#### DATA SUPPLIED:
──────────

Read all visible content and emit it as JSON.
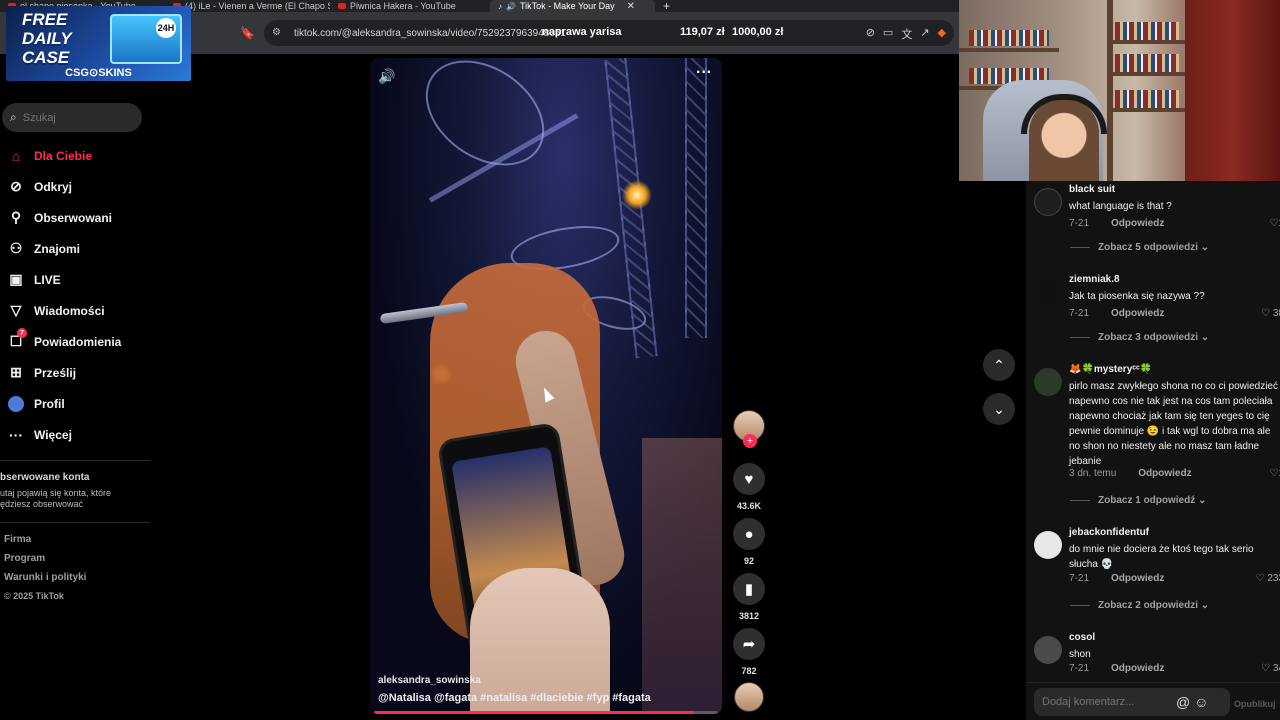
{
  "browser": {
    "tabs": [
      {
        "label": "el chapo piosenka - YouTube",
        "active": false
      },
      {
        "label": "(4) iLe - Vienen a Verme (El Chapo Sc",
        "active": false
      },
      {
        "label": "Piwnica Hakera - YouTube",
        "active": false
      },
      {
        "label": "TikTok - Make Your Day",
        "active": true
      }
    ],
    "new_tab": "+",
    "close_tab": "✕",
    "url": "tiktok.com/@aleksandra_sowinska/video/7529237963948051",
    "overlay_text_1": "naprawa yarisa",
    "overlay_text_2": "119,07 zł",
    "overlay_text_3": "1000,00 zł"
  },
  "ad": {
    "line1": "FREE",
    "line2": "DAILY",
    "line3": "CASE",
    "badge": "24H",
    "brand": "CSG⊙SKINS"
  },
  "tiktok": {
    "search_placeholder": "Szukaj",
    "nav": [
      {
        "label": "Dla Ciebie",
        "icon": "home-icon",
        "active": true
      },
      {
        "label": "Odkryj",
        "icon": "compass-icon",
        "active": false
      },
      {
        "label": "Obserwowani",
        "icon": "user-plus-icon",
        "active": false
      },
      {
        "label": "Znajomi",
        "icon": "friends-icon",
        "active": false
      },
      {
        "label": "LIVE",
        "icon": "live-icon",
        "active": false
      },
      {
        "label": "Wiadomości",
        "icon": "send-icon",
        "active": false
      },
      {
        "label": "Powiadomienia",
        "icon": "inbox-icon",
        "active": false,
        "badge": "7"
      },
      {
        "label": "Prześlij",
        "icon": "upload-icon",
        "active": false
      },
      {
        "label": "Profil",
        "icon": "profile-icon",
        "active": false
      },
      {
        "label": "Więcej",
        "icon": "more-icon",
        "active": false
      }
    ],
    "followed_title": "bserwowane konta",
    "followed_desc_1": "utaj pojawią się konta, które",
    "followed_desc_2": "ędziesz obserwować",
    "footer": [
      "Firma",
      "Program",
      "Warunki i polityki"
    ],
    "copyright": "© 2025 TikTok"
  },
  "video": {
    "author": "aleksandra_sowinska",
    "caption": "@Natalisa @fagata #natalisa #dlaciebie #fyp #fagata",
    "progress": 0.93,
    "likes": "43.6K",
    "comments": "92",
    "saves": "3812",
    "shares": "782"
  },
  "comments": [
    {
      "user": "black suit",
      "text": "what language is that ?",
      "date": "7-21",
      "reply_label": "Odpowiedz",
      "likes": "1",
      "more": "Zobacz 5 odpowiedzi"
    },
    {
      "user": "ziemniak.8",
      "text": "Jak ta piosenka się nazywa ??",
      "date": "7-21",
      "reply_label": "Odpowiedz",
      "likes": "38",
      "more": "Zobacz 3 odpowiedzi"
    },
    {
      "user": "🦊🍀mysteryᶜᶜ🍀",
      "text": "pirlo masz zwykłego shona no co ci powiedzieć napewno cos nie tak jest na cos tam poleciała napewno chociaż jak tam się ten yeges to cię pewnie dominuje 😉 i tak wgl to dobra ma ale no shon no niestety ale no masz tam ładne jebanie",
      "date": "3 dn. temu",
      "reply_label": "Odpowiedz",
      "likes": "1",
      "more": "Zobacz 1 odpowiedź"
    },
    {
      "user": "jebackonfidentuf",
      "text": "do mnie nie dociera że ktoś tego tak serio słucha 💀",
      "date": "7-21",
      "reply_label": "Odpowiedz",
      "likes": "233",
      "more": "Zobacz 2 odpowiedzi"
    },
    {
      "user": "cosol",
      "text": "shon",
      "date": "7-21",
      "reply_label": "Odpowiedz",
      "likes": "34"
    }
  ],
  "comment_input": {
    "placeholder": "Dodaj komentarz...",
    "post_label": "Opublikuj"
  },
  "colors": {
    "accent": "#fe2c55",
    "background": "#000000",
    "panel": "#121212"
  }
}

──────────

#### SHORT TASK:
Reproduce each line from the records that contains the word "Zobacz".

#### EXERCISE SOLUTION:
      "more": "Zobacz 5 odpowiedzi"
      "more": "Zobacz 3 odpowiedzi"
      "more": "Zobacz 1 odpowiedź"
      "more": "Zobacz 2 odpowiedzi"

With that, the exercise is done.